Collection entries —
+ + + + + + +

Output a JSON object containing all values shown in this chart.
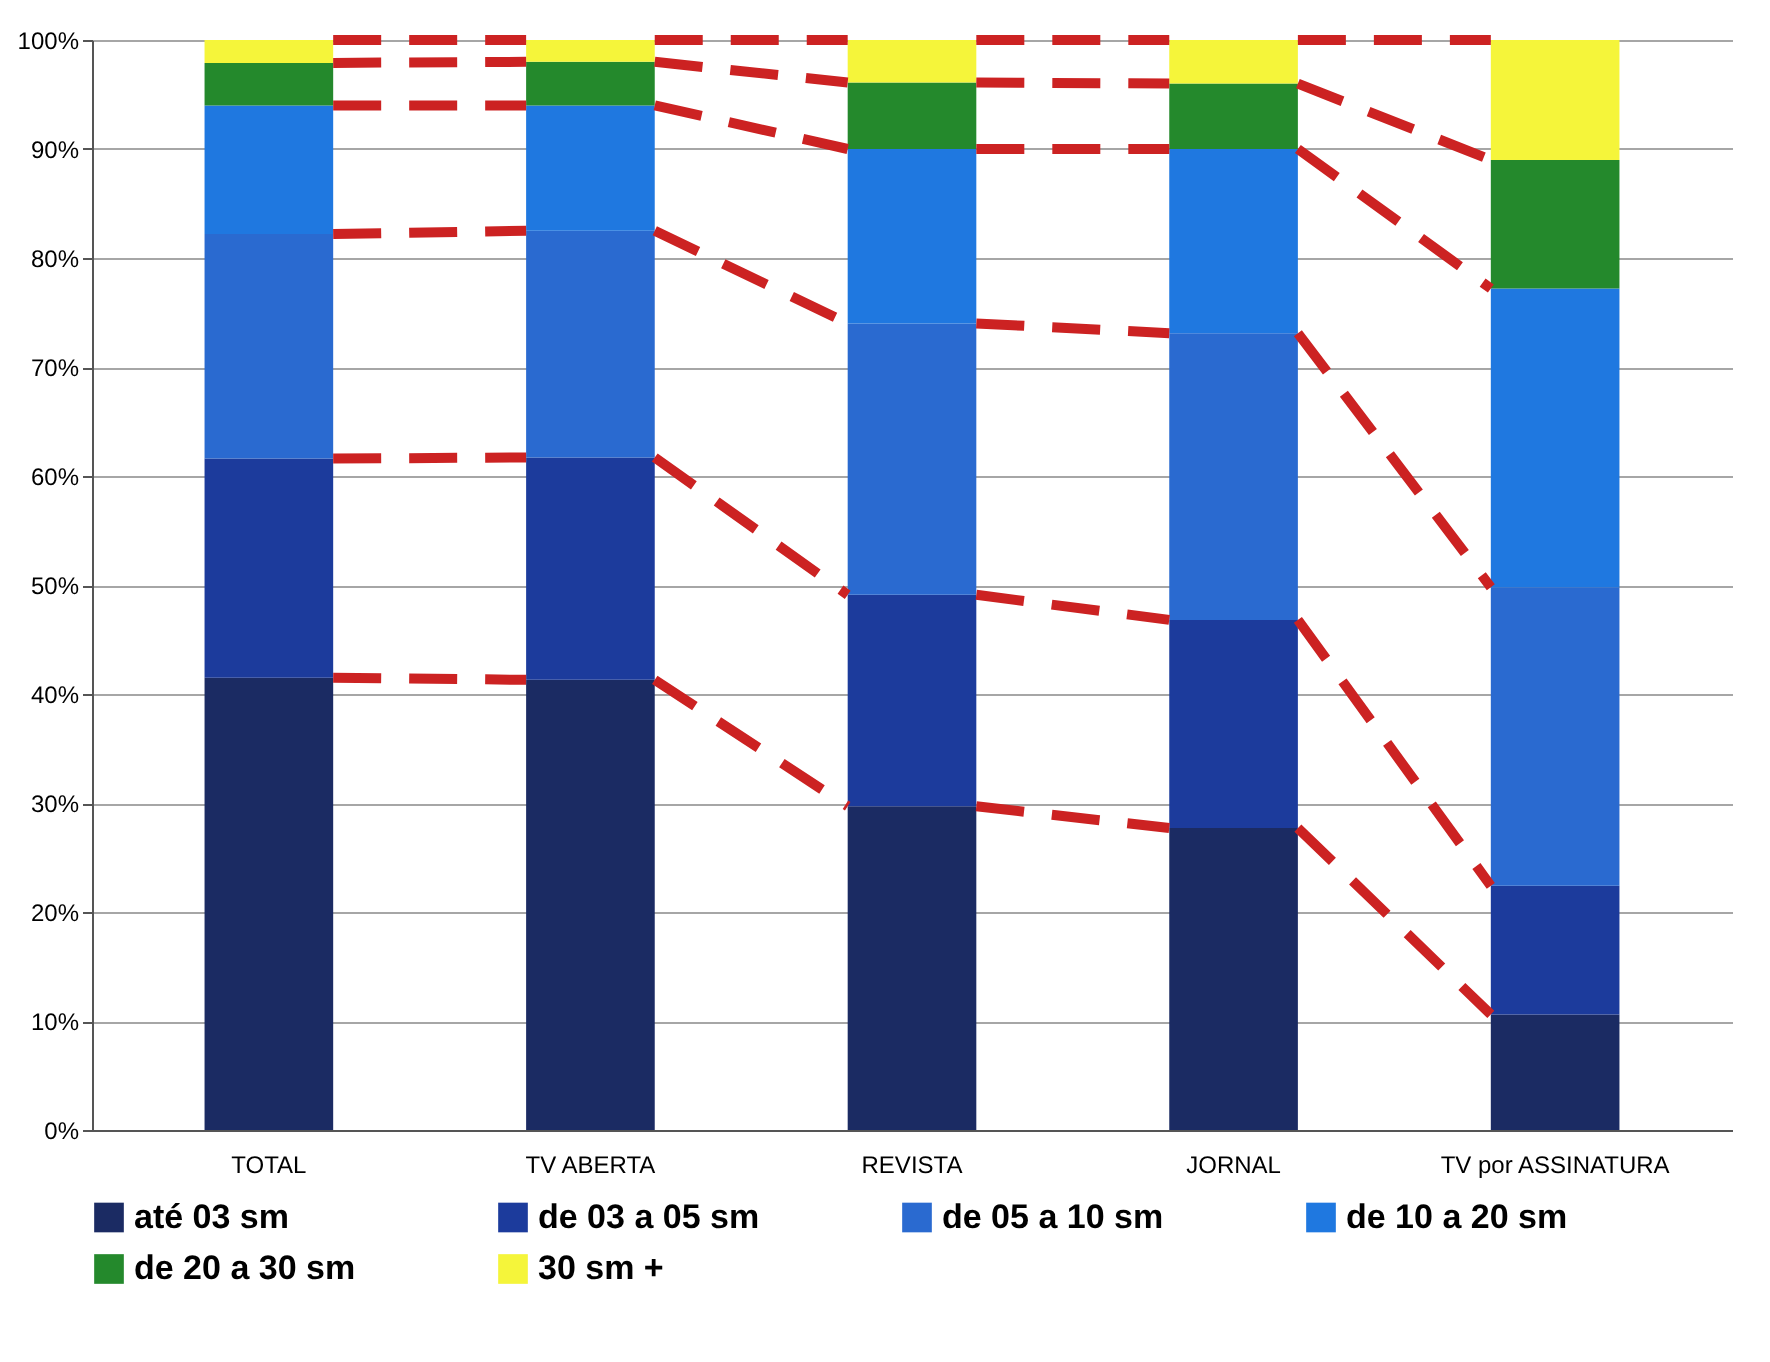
{
  "chart_data": {
    "type": "bar",
    "stacked": true,
    "categories": [
      "TOTAL",
      "TV ABERTA",
      "REVISTA",
      "JORNAL",
      "TV por ASSINATURA"
    ],
    "series": [
      {
        "name": "até 03 sm",
        "color": "#1b2b63",
        "values": [
          41.5,
          41.3,
          29.7,
          27.7,
          10.6
        ]
      },
      {
        "name": "de 03 a 05 sm",
        "color": "#1c3b9c",
        "values": [
          20.1,
          20.4,
          19.4,
          19.1,
          11.8
        ]
      },
      {
        "name": "de 05 a 10 sm",
        "color": "#2a6ad0",
        "values": [
          20.6,
          20.8,
          24.9,
          26.3,
          27.4
        ]
      },
      {
        "name": "de 10 a 20 sm",
        "color": "#1f78e0",
        "values": [
          11.8,
          11.5,
          16.0,
          16.9,
          27.4
        ]
      },
      {
        "name": "de 20 a 30 sm",
        "color": "#24892c",
        "values": [
          3.9,
          4.0,
          6.1,
          6.0,
          11.8
        ]
      },
      {
        "name": "30 sm +",
        "color": "#f5f53a",
        "values": [
          2.1,
          2.0,
          3.9,
          4.0,
          11.0
        ]
      }
    ],
    "ylim": [
      0,
      100
    ],
    "yticks": [
      {
        "value": 0,
        "label": "0%"
      },
      {
        "value": 10,
        "label": "10%"
      },
      {
        "value": 20,
        "label": "20%"
      },
      {
        "value": 30,
        "label": "30%"
      },
      {
        "value": 40,
        "label": "40%"
      },
      {
        "value": 50,
        "label": "50%"
      },
      {
        "value": 60,
        "label": "60%"
      },
      {
        "value": 70,
        "label": "70%"
      },
      {
        "value": 80,
        "label": "80%"
      },
      {
        "value": 90,
        "label": "90%"
      },
      {
        "value": 100,
        "label": "100%"
      }
    ],
    "grid": "y",
    "legend": "bottom"
  }
}
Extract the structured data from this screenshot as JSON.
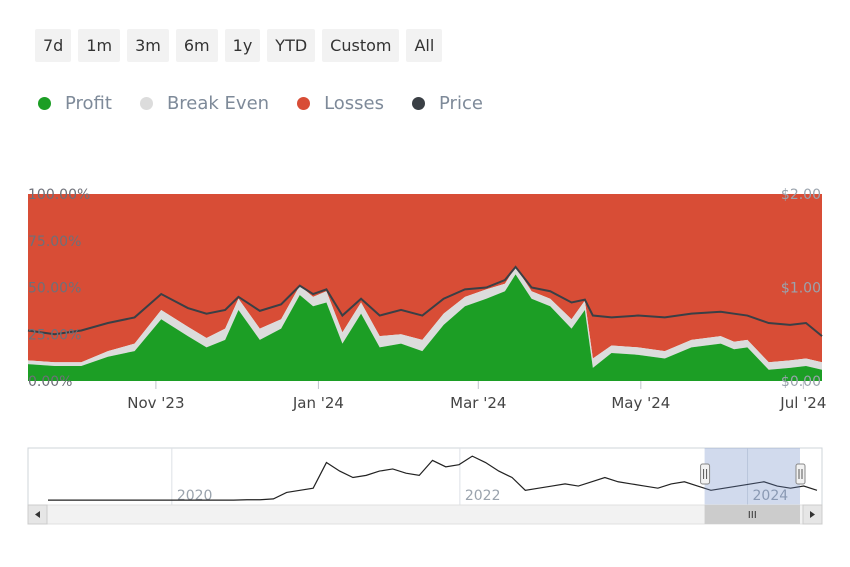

+ + + + + + +

Find the number of lines in which the word "this" occurs, and write nothing but that number.

Written solution —
2